Document segment |
BEGIN

Skip to content

How to Use Original Voice Cloning for Dubbing

In dubbing operations, we usually choose a fixed voice, such as "yunxi," "xiaoyi," or "解说小帅" (Explanation Master), and use only that voice throughout the entire dubbing process. However, for scenarios with multiple speakers, using a single voice may not be ideal. A better effect is to assign a specific voice to each speaker, preferably consistent with the voice of the speaker in the original video. For example, if Pigsy in the original video is speaking, and after translating it into English, it still retains Pigsy's voice, then you need to use the original voice cloning function.

Currently, the software supports 3 dubbing channels to achieve original voice cloning: clone-voice, CosyVoice, and F5-TTS.

Principle: When dubbing a segment (e.g., 00:00:03 --> 00:00:08), the original audio of that segment is first cut out to obtain the original text content corresponding to the audio and the translated target text. This data is then sent to the dubbing channel, which generates the dubbing of the target text by referencing the voice of the original audio.

Using the clone-voice Dubbing Channel

You need to install the https://github.com/jianchang512/clone-voice project. After opening the project homepage, read the instructions carefully. You can use the source code to deploy the clone-voice project. If you are using Windows, you can also find Releases on the right side of the page (https://github.com/jianchang512/clone-voice/releases), directly download the integrated package, unzip it, and double-click app.exe to start it.

Once it shows that it has started successfully, fill in the default API address http://127.0.0.1:9988 into the video translation software Menu -- TTS Settings -- Original Voice Cloning clone-voice's HTTP address. After testing and confirming that there are no problems, you can start using it.

image.png

Using the CosyVoice Dubbing Channel

You also need to install the CosyVoice project. For installation instructions, see https://pyvideotrans.com/cosyvoice.html

Of course, you can also use a third-party integrated package, but third-party integrated packages do not support voice cloning and can only specify a fixed audio.

END

Requests |
a) Name every dubbing channel that the voice cloning guide says the software supports for original voice cloning.
b) Continue the guide on original voice cloning for dubbing, starting right after its final sentence about third-party integrated packages.

Material supplied |

BEGIN

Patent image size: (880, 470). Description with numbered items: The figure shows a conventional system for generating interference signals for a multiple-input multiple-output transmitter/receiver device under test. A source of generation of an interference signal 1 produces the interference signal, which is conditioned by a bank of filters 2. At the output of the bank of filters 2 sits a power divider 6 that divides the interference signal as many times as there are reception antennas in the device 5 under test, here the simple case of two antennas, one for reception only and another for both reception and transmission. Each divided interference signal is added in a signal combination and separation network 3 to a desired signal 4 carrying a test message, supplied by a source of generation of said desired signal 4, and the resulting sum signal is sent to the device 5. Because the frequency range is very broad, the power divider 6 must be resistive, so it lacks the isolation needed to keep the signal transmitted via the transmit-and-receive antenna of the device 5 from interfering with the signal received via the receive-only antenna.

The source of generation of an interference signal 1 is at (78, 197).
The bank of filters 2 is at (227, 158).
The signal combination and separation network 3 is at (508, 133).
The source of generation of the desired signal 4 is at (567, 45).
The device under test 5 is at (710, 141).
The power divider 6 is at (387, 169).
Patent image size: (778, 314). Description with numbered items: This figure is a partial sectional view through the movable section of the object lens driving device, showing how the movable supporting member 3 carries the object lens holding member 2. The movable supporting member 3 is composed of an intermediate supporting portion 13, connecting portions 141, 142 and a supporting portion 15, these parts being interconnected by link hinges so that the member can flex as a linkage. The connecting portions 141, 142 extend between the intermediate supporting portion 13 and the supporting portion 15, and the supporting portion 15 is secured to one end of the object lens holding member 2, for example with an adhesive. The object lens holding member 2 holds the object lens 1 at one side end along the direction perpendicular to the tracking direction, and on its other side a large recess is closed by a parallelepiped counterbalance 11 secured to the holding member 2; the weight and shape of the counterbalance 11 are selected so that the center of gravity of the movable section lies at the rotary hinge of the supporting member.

END

Exercise results |
a) clone-voice, CosyVoice, F5-TTS

b)
After installing according to the tutorial, download the api.py file from this address https://github.com/jianchang512/cosyvoice-api/blob/main/api.py and place it under the CosyVoice project, in the same directory as the webui.py file.

image.png

image.png

Then start api.py and fill in the API address into the video translation software Menu -- TTS Settings -- CosyVoice's API address, the default address is http://127.0.0.1:9233

image.png

Using the F5-TTS Dubbing Channel

You need to install the F5-TTS project. For detailed installation instructions, see https://pyvideotrans.com/f5tts.html

You can install it from the source code, or use the integrated package for installation under Windows. After installation, double-click run-api.bat to start the API service, and then fill in the default address http://127.0.0.1:5010 into the video translation software Menu - TTS Settings - F5-TTS API address.

image.png

Choose clone in the main interface to perform voice cloning dubbing.

Note that, in addition to clone-voice supporting more than a dozen languages, F5-TTS and CosyVoice only support Chinese and English voice cloning.

image.png


Multi-Character Dubbing

When only one video is selected for translation at a time, when the pause button appears after the subtitle translation is completed, click pause. In the subtitle area on the right, you can set a dubbing role for each subtitle separately, so as to achieve multi-character dubbing.

In the dubbing role on the main interface, you need to select a default dubbing role. If you do not set it separately, then all subtitles will use the default role.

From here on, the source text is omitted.